- **Data supplied**
(begin)

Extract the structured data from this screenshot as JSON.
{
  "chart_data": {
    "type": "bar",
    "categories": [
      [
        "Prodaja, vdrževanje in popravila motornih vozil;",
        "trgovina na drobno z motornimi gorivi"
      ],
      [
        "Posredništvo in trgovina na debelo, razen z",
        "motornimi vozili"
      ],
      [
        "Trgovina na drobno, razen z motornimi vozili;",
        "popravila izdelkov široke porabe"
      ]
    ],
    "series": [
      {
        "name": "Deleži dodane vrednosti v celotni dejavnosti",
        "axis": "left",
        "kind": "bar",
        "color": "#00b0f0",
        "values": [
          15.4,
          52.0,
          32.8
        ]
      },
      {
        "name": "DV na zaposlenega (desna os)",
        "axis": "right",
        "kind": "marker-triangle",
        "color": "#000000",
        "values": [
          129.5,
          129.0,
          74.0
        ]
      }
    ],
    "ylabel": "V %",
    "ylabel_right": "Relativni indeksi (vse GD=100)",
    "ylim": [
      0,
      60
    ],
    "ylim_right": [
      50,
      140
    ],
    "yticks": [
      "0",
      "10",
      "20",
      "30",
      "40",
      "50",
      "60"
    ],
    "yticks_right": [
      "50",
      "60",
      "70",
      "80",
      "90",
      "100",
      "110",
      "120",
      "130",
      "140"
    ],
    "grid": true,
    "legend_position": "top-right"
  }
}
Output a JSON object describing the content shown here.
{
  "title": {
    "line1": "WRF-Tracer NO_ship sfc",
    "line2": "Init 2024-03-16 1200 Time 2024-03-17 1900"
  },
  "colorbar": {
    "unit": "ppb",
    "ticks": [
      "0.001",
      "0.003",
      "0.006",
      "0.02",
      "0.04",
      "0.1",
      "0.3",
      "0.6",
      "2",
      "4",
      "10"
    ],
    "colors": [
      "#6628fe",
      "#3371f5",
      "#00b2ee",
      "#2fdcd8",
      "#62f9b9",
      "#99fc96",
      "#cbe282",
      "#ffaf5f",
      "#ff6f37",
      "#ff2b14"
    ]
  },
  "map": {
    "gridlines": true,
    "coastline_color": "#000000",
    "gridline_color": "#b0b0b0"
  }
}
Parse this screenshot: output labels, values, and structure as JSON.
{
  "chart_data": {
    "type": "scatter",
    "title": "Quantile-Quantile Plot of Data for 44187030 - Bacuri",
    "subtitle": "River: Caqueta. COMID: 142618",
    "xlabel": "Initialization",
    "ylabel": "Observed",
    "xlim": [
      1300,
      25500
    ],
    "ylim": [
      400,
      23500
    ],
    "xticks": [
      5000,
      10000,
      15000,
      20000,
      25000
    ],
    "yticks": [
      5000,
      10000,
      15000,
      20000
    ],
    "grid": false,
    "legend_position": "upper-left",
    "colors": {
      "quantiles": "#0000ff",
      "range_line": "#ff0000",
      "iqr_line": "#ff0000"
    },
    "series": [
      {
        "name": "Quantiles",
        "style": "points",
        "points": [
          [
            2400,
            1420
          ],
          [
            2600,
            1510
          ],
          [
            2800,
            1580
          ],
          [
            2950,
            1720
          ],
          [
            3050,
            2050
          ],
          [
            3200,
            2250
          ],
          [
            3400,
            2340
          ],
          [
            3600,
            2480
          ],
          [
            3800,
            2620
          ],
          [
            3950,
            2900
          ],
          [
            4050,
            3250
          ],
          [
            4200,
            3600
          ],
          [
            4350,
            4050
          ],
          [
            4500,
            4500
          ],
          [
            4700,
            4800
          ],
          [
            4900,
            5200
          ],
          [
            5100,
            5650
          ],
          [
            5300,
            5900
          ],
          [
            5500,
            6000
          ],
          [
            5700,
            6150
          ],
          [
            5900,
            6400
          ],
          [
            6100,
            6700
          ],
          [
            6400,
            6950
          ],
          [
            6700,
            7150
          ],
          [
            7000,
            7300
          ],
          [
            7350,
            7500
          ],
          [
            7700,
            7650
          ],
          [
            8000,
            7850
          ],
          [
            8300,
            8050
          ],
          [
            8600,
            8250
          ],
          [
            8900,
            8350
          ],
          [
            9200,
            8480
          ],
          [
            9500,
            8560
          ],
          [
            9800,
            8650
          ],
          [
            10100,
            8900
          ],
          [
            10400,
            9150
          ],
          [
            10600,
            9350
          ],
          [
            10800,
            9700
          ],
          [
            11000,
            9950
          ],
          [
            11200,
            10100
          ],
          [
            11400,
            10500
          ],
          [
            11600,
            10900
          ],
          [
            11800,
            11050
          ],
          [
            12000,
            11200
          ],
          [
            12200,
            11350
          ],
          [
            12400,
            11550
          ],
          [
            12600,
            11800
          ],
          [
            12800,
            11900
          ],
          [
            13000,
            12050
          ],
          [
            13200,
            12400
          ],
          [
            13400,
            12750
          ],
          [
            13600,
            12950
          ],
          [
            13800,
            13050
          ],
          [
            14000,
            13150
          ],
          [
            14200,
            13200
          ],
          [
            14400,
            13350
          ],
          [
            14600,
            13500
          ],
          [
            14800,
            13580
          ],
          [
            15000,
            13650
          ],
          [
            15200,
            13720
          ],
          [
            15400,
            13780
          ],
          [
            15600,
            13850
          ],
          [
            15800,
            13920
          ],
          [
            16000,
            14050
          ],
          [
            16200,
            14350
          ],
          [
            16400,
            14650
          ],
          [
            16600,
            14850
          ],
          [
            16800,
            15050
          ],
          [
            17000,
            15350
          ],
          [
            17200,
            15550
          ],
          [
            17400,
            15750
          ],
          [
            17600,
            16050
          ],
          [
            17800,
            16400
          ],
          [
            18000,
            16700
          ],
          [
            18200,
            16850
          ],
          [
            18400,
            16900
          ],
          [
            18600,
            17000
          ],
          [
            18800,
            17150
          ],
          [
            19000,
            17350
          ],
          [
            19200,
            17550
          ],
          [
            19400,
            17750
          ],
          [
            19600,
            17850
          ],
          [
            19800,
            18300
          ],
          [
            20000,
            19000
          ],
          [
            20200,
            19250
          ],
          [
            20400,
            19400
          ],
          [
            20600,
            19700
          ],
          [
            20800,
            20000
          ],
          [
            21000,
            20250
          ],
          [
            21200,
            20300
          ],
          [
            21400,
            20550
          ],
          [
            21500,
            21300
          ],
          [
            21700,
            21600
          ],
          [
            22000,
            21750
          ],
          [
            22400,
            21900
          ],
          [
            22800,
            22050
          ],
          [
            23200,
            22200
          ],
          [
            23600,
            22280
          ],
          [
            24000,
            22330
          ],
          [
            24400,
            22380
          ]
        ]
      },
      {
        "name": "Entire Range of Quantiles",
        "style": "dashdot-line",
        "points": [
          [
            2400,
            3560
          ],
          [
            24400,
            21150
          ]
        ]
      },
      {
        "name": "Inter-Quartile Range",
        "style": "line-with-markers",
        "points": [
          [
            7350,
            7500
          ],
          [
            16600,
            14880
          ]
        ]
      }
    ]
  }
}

(end)

- **What to work on**
From the data above, extract every line in its exact form.

- **Correct response**
Extract the structured data from this screenshot as JSON.
{
  "chart_data": {
    "type": "bar",
    "categories": [
      [
        "Prodaja, vdrževanje in popravila motornih vozil;",
        "trgovina na drobno z motornimi gorivi"
      ],
      [
        "Posredništvo in trgovina na debelo, razen z",
        "motornimi vozili"
      ],
      [
        "Trgovina na drobno, razen z motornimi vozili;",
        "popravila izdelkov široke porabe"
      ]
    ],
    "series": [
      {
        "name": "Deleži dodane vrednosti v celotni dejavnosti",
        "axis": "left",
        "kind": "bar",
        "color": "#00b0f0",
        "values": [
          15.4,
          52.0,
          32.8
        ]
      },
      {
        "name": "DV na zaposlenega (desna os)",
        "axis": "right",
        "kind": "marker-triangle",
        "color": "#000000",
        "values": [
          129.5,
          129.0,
          74.0
        ]
      }
    ],
    "ylabel": "V %",
    "ylabel_right": "Relativni indeksi (vse GD=100)",
    "ylim": [
      0,
      60
    ],
    "ylim_right": [
      50,
      140
    ],
    "yticks": [
      "0",
      "10",
      "20",
      "30",
      "40",
      "50",
      "60"
    ],
    "yticks_right": [
      "50",
      "60",
      "70",
      "80",
      "90",
      "100",
      "110",
      "120",
      "130",
      "140"
    ],
    "grid": true,
    "legend_position": "top-right"
  }
}
Output a JSON object describing the content shown here.
{
  "title": {
    "line1": "WRF-Tracer NO_ship sfc",
    "line2": "Init 2024-03-16 1200 Time 2024-03-17 1900"
  },
  "colorbar": {
    "unit": "ppb",
    "ticks": [
      "0.001",
      "0.003",
      "0.006",
      "0.02",
      "0.04",
      "0.1",
      "0.3",
      "0.6",
      "2",
      "4",
      "10"
    ],
    "colors": [
      "#6628fe",
      "#3371f5",
      "#00b2ee",
      "#2fdcd8",
      "#62f9b9",
      "#99fc96",
      "#cbe282",
      "#ffaf5f",
      "#ff6f37",
      "#ff2b14"
    ]
  },
  "map": {
    "gridlines": true,
    "coastline_color": "#000000",
    "gridline_color": "#b0b0b0"
  }
}
Parse this screenshot: output labels, values, and structure as JSON.
{
  "chart_data": {
    "type": "scatter",
    "title": "Quantile-Quantile Plot of Data for 44187030 - Bacuri",
    "subtitle": "River: Caqueta. COMID: 142618",
    "xlabel": "Initialization",
    "ylabel": "Observed",
    "xlim": [
      1300,
      25500
    ],
    "ylim": [
      400,
      23500
    ],
    "xticks": [
      5000,
      10000,
      15000,
      20000,
      25000
    ],
    "yticks": [
      5000,
      10000,
      15000,
      20000
    ],
    "grid": false,
    "legend_position": "upper-left",
    "colors": {
      "quantiles": "#0000ff",
      "range_line": "#ff0000",
      "iqr_line": "#ff0000"
    },
    "series": [
      {
        "name": "Quantiles",
        "style": "points",
        "points": [
          [
            2400,
            1420
          ],
          [
            2600,
            1510
          ],
          [
            2800,
            1580
          ],
          [
            2950,
            1720
          ],
          [
            3050,
            2050
          ],
          [
            3200,
            2250
          ],
          [
            3400,
            2340
          ],
          [
            3600,
            2480
          ],
          [
            3800,
            2620
          ],
          [
            3950,
            2900
          ],
          [
            4050,
            3250
          ],
          [
            4200,
            3600
          ],
          [
            4350,
            4050
          ],
          [
            4500,
            4500
          ],
          [
            4700,
            4800
          ],
          [
            4900,
            5200
          ],
          [
            5100,
            5650
          ],
          [
            5300,
            5900
          ],
          [
            5500,
            6000
          ],
          [
            5700,
            6150
          ],
          [
            5900,
            6400
          ],
          [
            6100,
            6700
          ],
          [
            6400,
            6950
          ],
          [
            6700,
            7150
          ],
          [
            7000,
            7300
          ],
          [
            7350,
            7500
          ],
          [
            7700,
            7650
          ],
          [
            8000,
            7850
          ],
          [
            8300,
            8050
          ],
          [
            8600,
            8250
          ],
          [
            8900,
            8350
          ],
          [
            9200,
            8480
          ],
          [
            9500,
            8560
          ],
          [
            9800,
            8650
          ],
          [
            10100,
            8900
          ],
          [
            10400,
            9150
          ],
          [
            10600,
            9350
          ],
          [
            10800,
            9700
          ],
          [
            11000,
            9950
          ],
          [
            11200,
            10100
          ],
          [
            11400,
            10500
          ],
          [
            11600,
            10900
          ],
          [
            11800,
            11050
          ],
          [
            12000,
            11200
          ],
          [
            12200,
            11350
          ],
          [
            12400,
            11550
          ],
          [
            12600,
            11800
          ],
          [
            12800,
            11900
          ],
          [
            13000,
            12050
          ],
          [
            13200,
            12400
          ],
          [
            13400,
            12750
          ],
          [
            13600,
            12950
          ],
          [
            13800,
            13050
          ],
          [
            14000,
            13150
          ],
          [
            14200,
            13200
          ],
          [
            14400,
            13350
          ],
          [
            14600,
            13500
          ],
          [
            14800,
            13580
          ],
          [
            15000,
            13650
          ],
          [
            15200,
            13720
          ],
          [
            15400,
            13780
          ],
          [
            15600,
            13850
          ],
          [
            15800,
            13920
          ],
          [
            16000,
            14050
          ],
          [
            16200,
            14350
          ],
          [
            16400,
            14650
          ],
          [
            16600,
            14850
          ],
          [
            16800,
            15050
          ],
          [
            17000,
            15350
          ],
          [
            17200,
            15550
          ],
          [
            17400,
            15750
          ],
          [
            17600,
            16050
          ],
          [
            17800,
            16400
          ],
          [
            18000,
            16700
          ],
          [
            18200,
            16850
          ],
          [
            18400,
            16900
          ],
          [
            18600,
            17000
          ],
          [
            18800,
            17150
          ],
          [
            19000,
            17350
          ],
          [
            19200,
            17550
          ],
          [
            19400,
            17750
          ],
          [
            19600,
            17850
          ],
          [
            19800,
            18300
          ],
          [
            20000,
            19000
          ],
          [
            20200,
            19250
          ],
          [
            20400,
            19400
          ],
          [
            20600,
            19700
          ],
          [
            20800,
            20000
          ],
          [
            21000,
            20250
          ],
          [
            21200,
            20300
          ],
          [
            21400,
            20550
          ],
          [
            21500,
            21300
          ],
          [
            21700,
            21600
          ],
          [
            22000,
            21750
          ],
          [
            22400,
            21900
          ],
          [
            22800,
            22050
          ],
          [
            23200,
            22200
          ],
          [
            23600,
            22280
          ],
          [
            24000,
            22330
          ],
          [
            24400,
            22380
          ]
        ]
      },
      {
        "name": "Entire Range of Quantiles",
        "style": "dashdot-line",
        "points": [
          [
            2400,
            3560
          ],
          [
            24400,
            21150
          ]
        ]
      },
      {
        "name": "Inter-Quartile Range",
        "style": "line-with-markers",
        "points": [
          [
            7350,
            7500
          ],
          [
            16600,
            14880
          ]
        ]
      }
    ]
  }
}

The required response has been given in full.